# TASK:
Quote the listing in full, exactly as given, minus any pictures.

○ ○ ○ ○

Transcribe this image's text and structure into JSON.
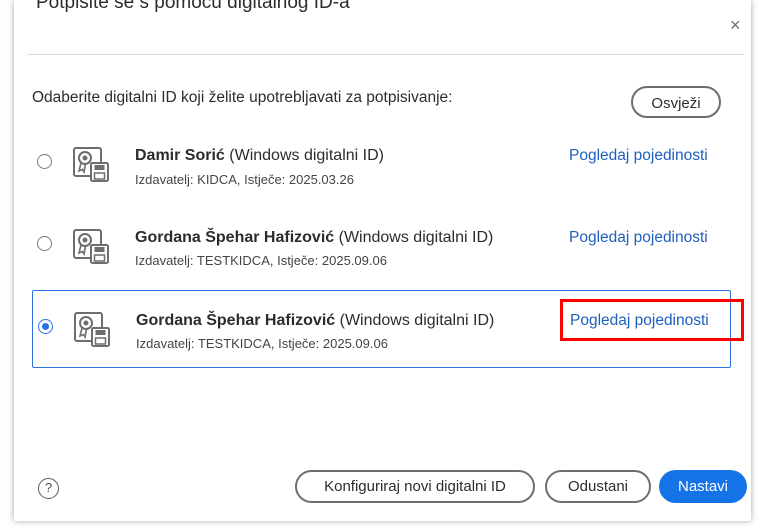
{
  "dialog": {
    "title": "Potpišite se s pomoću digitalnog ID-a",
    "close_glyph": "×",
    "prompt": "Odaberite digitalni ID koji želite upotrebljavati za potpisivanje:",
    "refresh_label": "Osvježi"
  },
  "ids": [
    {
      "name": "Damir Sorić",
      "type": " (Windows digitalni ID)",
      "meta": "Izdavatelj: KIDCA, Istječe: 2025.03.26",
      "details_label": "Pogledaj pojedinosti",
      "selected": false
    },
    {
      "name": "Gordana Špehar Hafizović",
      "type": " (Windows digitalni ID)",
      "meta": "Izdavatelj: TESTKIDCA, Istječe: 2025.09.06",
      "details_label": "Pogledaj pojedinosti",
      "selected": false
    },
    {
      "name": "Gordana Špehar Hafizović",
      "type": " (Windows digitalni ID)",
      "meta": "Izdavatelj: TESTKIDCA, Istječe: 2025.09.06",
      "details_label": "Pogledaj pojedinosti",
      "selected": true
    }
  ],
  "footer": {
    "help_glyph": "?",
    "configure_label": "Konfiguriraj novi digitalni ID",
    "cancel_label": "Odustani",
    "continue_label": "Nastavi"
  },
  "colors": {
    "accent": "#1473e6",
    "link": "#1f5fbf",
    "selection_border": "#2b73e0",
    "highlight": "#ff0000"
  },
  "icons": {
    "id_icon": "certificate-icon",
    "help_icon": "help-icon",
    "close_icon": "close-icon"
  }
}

○ ○ ○ ○

# REPLY TO THE EXERCISE:
Transcribe this image's text and structure into JSON.
{
  "dialog": {
    "title": "Potpišite se s pomoću digitalnog ID-a",
    "close_glyph": "×",
    "prompt": "Odaberite digitalni ID koji želite upotrebljavati za potpisivanje:",
    "refresh_label": "Osvježi"
  },
  "ids": [
    {
      "name": "Damir Sorić",
      "type": " (Windows digitalni ID)",
      "meta": "Izdavatelj: KIDCA, Istječe: 2025.03.26",
      "details_label": "Pogledaj pojedinosti",
      "selected": false
    },
    {
      "name": "Gordana Špehar Hafizović",
      "type": " (Windows digitalni ID)",
      "meta": "Izdavatelj: TESTKIDCA, Istječe: 2025.09.06",
      "details_label": "Pogledaj pojedinosti",
      "selected": false
    },
    {
      "name": "Gordana Špehar Hafizović",
      "type": " (Windows digitalni ID)",
      "meta": "Izdavatelj: TESTKIDCA, Istječe: 2025.09.06",
      "details_label": "Pogledaj pojedinosti",
      "selected": true
    }
  ],
  "footer": {
    "help_glyph": "?",
    "configure_label": "Konfiguriraj novi digitalni ID",
    "cancel_label": "Odustani",
    "continue_label": "Nastavi"
  },
  "colors": {
    "accent": "#1473e6",
    "link": "#1f5fbf",
    "selection_border": "#2b73e0",
    "highlight": "#ff0000"
  },
  "icons": {
    "id_icon": "certificate-icon",
    "help_icon": "help-icon",
    "close_icon": "close-icon"
  }
}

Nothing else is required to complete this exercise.